Exercise data ▸
━━━━━━━━━━━━━━━━

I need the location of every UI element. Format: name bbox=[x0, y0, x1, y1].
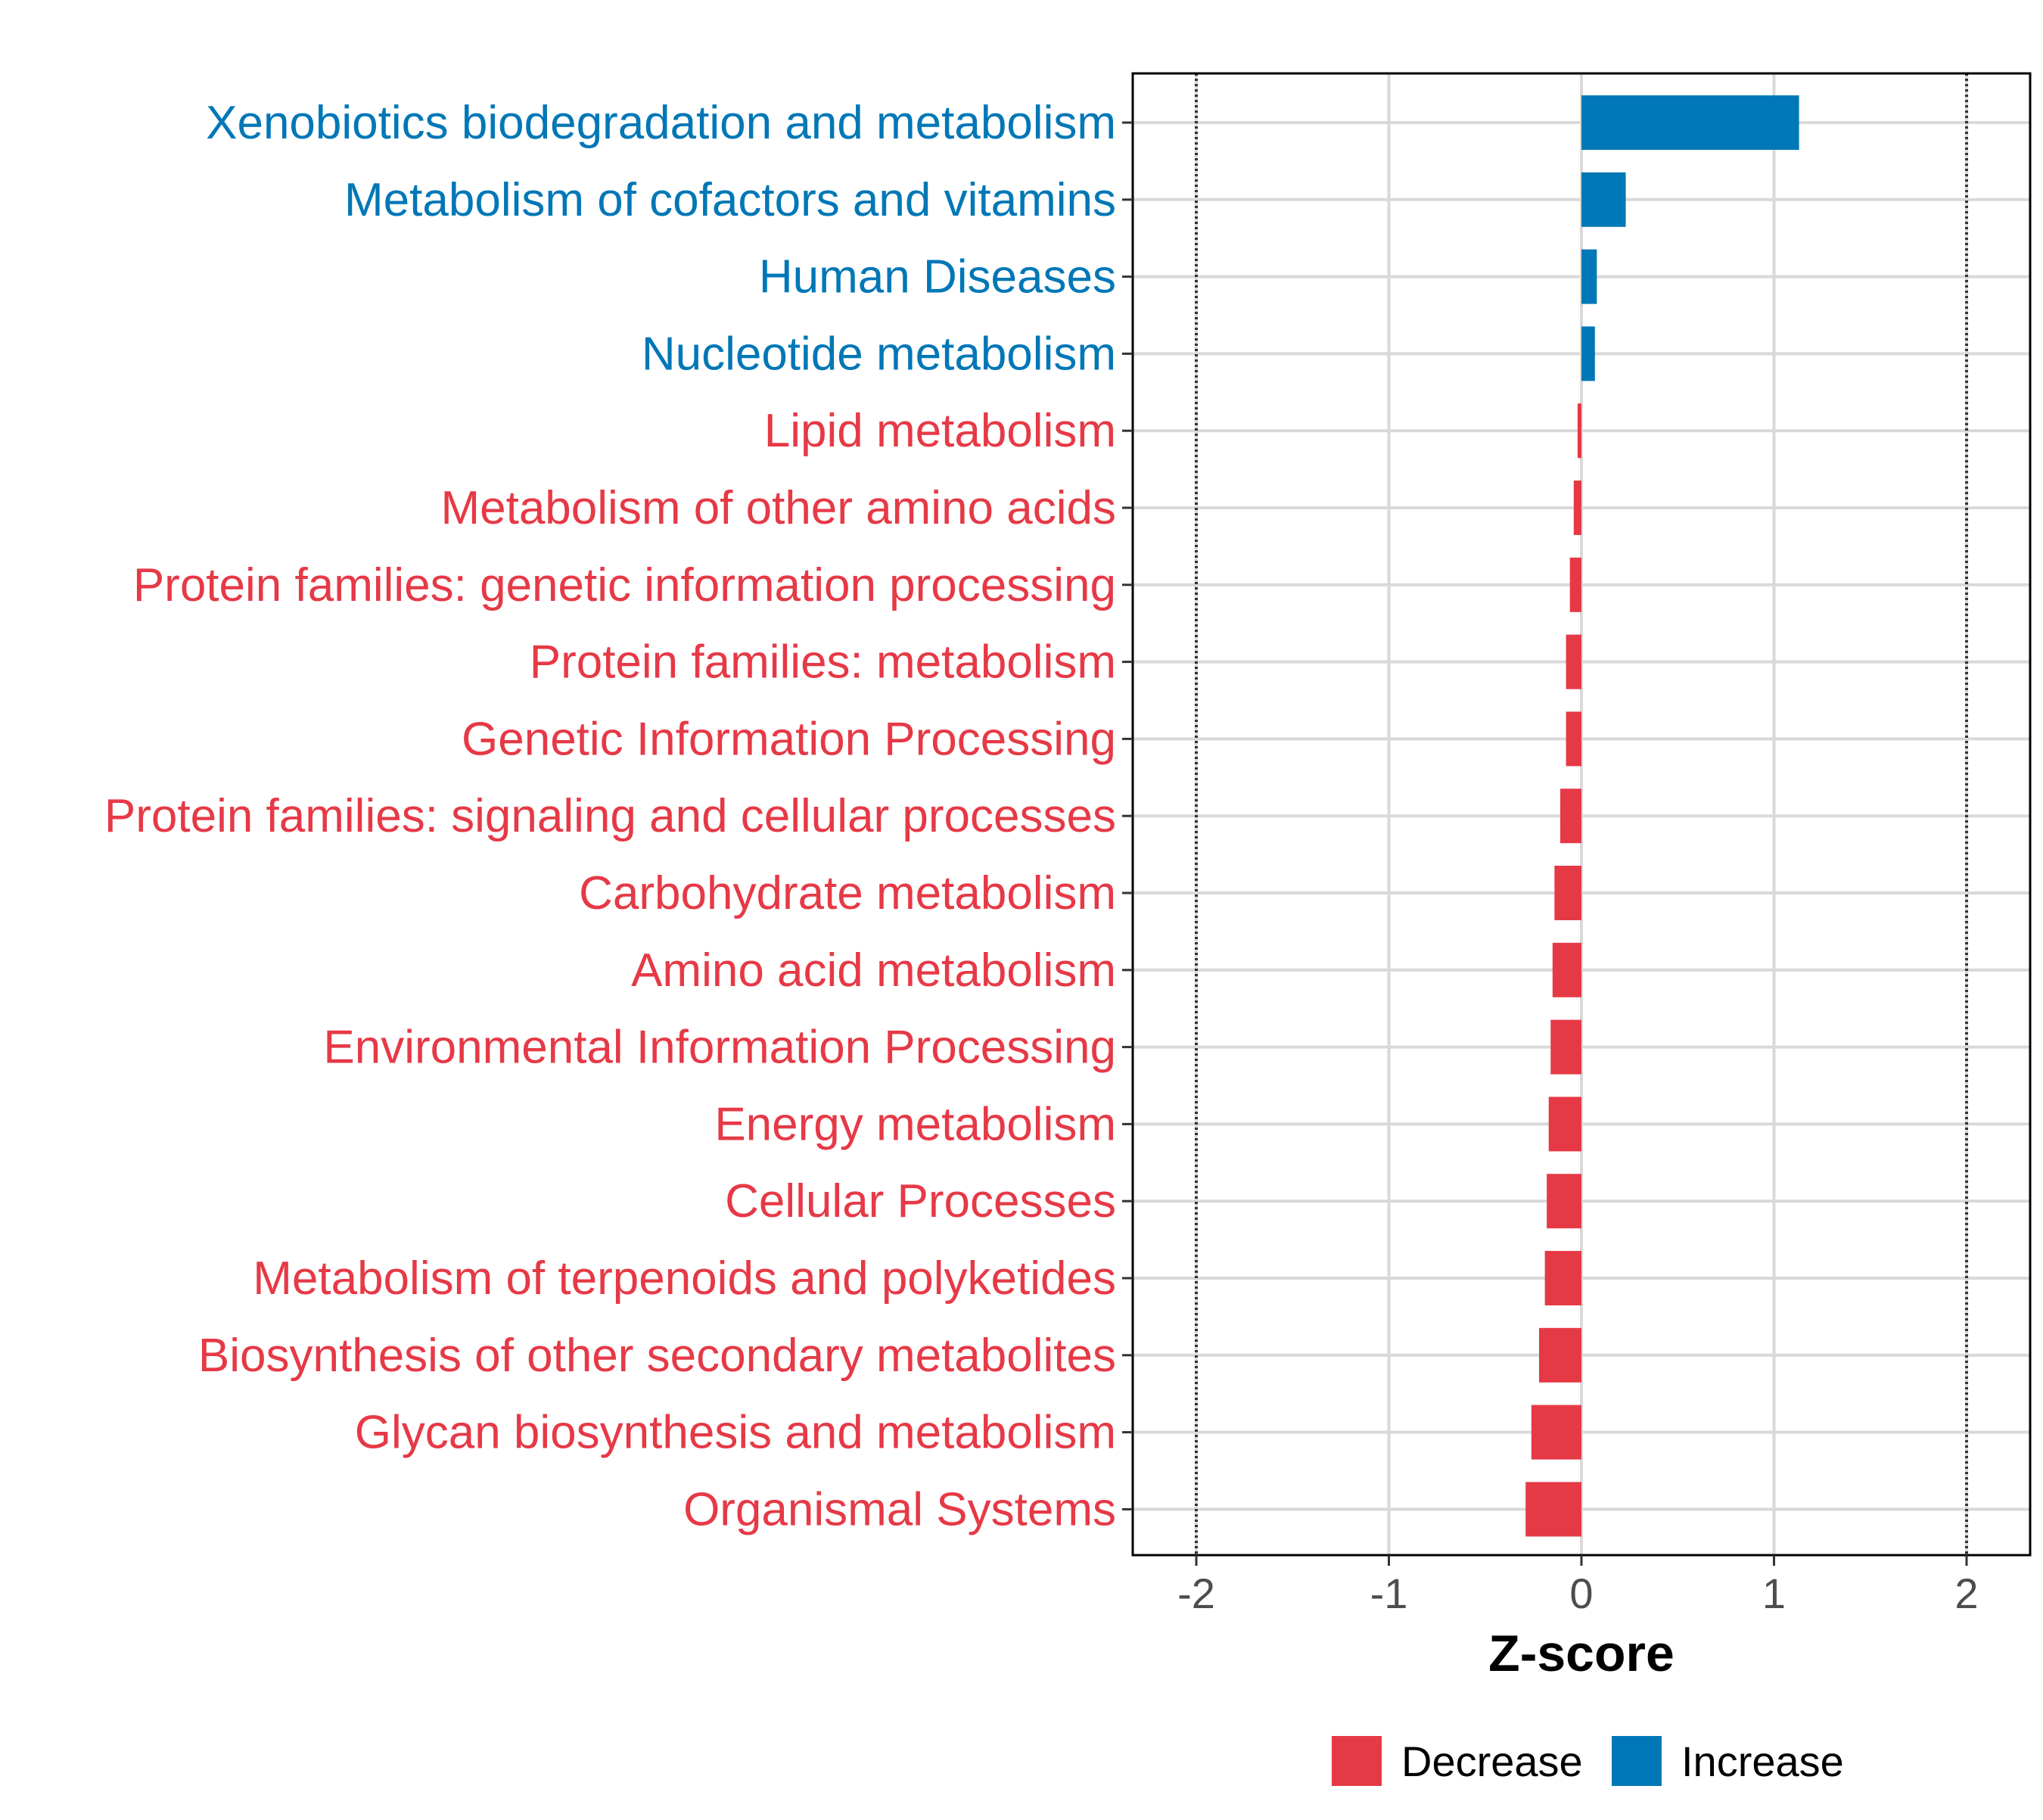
bars bbox=[1525, 95, 1799, 1537]
x-tick-label--2: -2 bbox=[1177, 1570, 1215, 1617]
bar-organismal-systems bbox=[1525, 1482, 1581, 1537]
category-label-xenobiotics-biodegradation-and-metabolism: Xenobiotics biodegradation and metabolis… bbox=[206, 97, 1116, 149]
bar-environmental-information-processing bbox=[1550, 1019, 1581, 1075]
category-label-energy-metabolism: Energy metabolism bbox=[714, 1098, 1116, 1150]
x-tick-label-0: 0 bbox=[1569, 1570, 1593, 1617]
category-label-environmental-information-processing: Environmental Information Processing bbox=[323, 1022, 1116, 1074]
category-label-human-diseases: Human Diseases bbox=[759, 251, 1116, 303]
category-label-protein-families-signaling-and-cellular-processes: Protein families: signaling and cellular… bbox=[104, 790, 1116, 842]
bar-protein-families-signaling-and-cellular-processes bbox=[1560, 789, 1581, 844]
legend-label-decrease: Decrease bbox=[1401, 1738, 1583, 1785]
x-tick-label-1: 1 bbox=[1762, 1570, 1786, 1617]
bar-metabolism-of-other-amino-acids bbox=[1573, 481, 1581, 535]
bar-glycan-biosynthesis-and-metabolism bbox=[1531, 1405, 1581, 1460]
legend-label-increase: Increase bbox=[1681, 1738, 1844, 1785]
category-label-cellular-processes: Cellular Processes bbox=[725, 1175, 1116, 1227]
x-axis-title: Z-score bbox=[1488, 1625, 1675, 1682]
category-label-nucleotide-metabolism: Nucleotide metabolism bbox=[642, 328, 1116, 380]
y-axis-ticks bbox=[1122, 121, 1133, 1510]
reference-lines bbox=[1194, 73, 1969, 1555]
category-label-protein-families-metabolism: Protein families: metabolism bbox=[530, 636, 1116, 689]
legend-swatch-increase bbox=[1612, 1736, 1662, 1786]
category-label-metabolism-of-cofactors-and-vitamins: Metabolism of cofactors and vitamins bbox=[344, 174, 1116, 226]
bar-lipid-metabolism bbox=[1577, 403, 1581, 459]
bar-metabolism-of-terpenoids-and-polyketides bbox=[1544, 1251, 1581, 1305]
bar-nucleotide-metabolism bbox=[1581, 326, 1595, 381]
legend: Decrease Increase bbox=[1332, 1736, 1844, 1786]
bar-cellular-processes bbox=[1547, 1174, 1581, 1229]
bar-human-diseases bbox=[1581, 249, 1597, 304]
category-label-organismal-systems: Organismal Systems bbox=[683, 1483, 1116, 1535]
category-label-protein-families-genetic-information-processing: Protein families: genetic information pr… bbox=[133, 559, 1116, 611]
bar-protein-families-genetic-information-processing bbox=[1569, 557, 1581, 612]
category-label-lipid-metabolism: Lipid metabolism bbox=[764, 405, 1116, 457]
category-label-genetic-information-processing: Genetic Information Processing bbox=[462, 713, 1116, 765]
y-axis-labels: Xenobiotics biodegradation and metabolis… bbox=[104, 97, 1116, 1535]
category-label-metabolism-of-terpenoids-and-polyketides: Metabolism of terpenoids and polyketides bbox=[253, 1252, 1116, 1305]
x-axis-ticks bbox=[1195, 1555, 1968, 1566]
x-tick-label-2: 2 bbox=[1954, 1570, 1978, 1617]
bar-genetic-information-processing bbox=[1566, 711, 1581, 767]
x-axis-tick-labels: -2 -1 0 1 2 bbox=[1177, 1570, 1979, 1617]
bar-biosynthesis-of-other-secondary-metabolites bbox=[1539, 1327, 1581, 1383]
bar-carbohydrate-metabolism bbox=[1554, 866, 1581, 920]
category-label-carbohydrate-metabolism: Carbohydrate metabolism bbox=[579, 867, 1116, 919]
category-label-glycan-biosynthesis-and-metabolism: Glycan biosynthesis and metabolism bbox=[355, 1407, 1116, 1459]
bar-energy-metabolism bbox=[1548, 1097, 1581, 1152]
category-label-biosynthesis-of-other-secondary-metabolites: Biosynthesis of other secondary metaboli… bbox=[198, 1330, 1116, 1382]
bar-xenobiotics-biodegradation-and-metabolism bbox=[1581, 95, 1799, 150]
bar-metabolism-of-cofactors-and-vitamins bbox=[1581, 172, 1626, 227]
category-label-amino-acid-metabolism: Amino acid metabolism bbox=[631, 944, 1116, 997]
bar-protein-families-metabolism bbox=[1566, 634, 1581, 689]
bar-amino-acid-metabolism bbox=[1552, 942, 1581, 997]
x-tick-label--1: -1 bbox=[1370, 1570, 1408, 1617]
legend-swatch-decrease bbox=[1332, 1736, 1382, 1786]
category-label-metabolism-of-other-amino-acids: Metabolism of other amino acids bbox=[440, 482, 1116, 534]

━━━━━━━━━━━━━━━━

Task requirements ▸ Identify each line of the material where the word "diseases" shows up, and copy it.

Exercise response ▸
category-label-human-diseases: Human Diseases bbox=[759, 251, 1116, 303]
bar-human-diseases bbox=[1581, 249, 1597, 304]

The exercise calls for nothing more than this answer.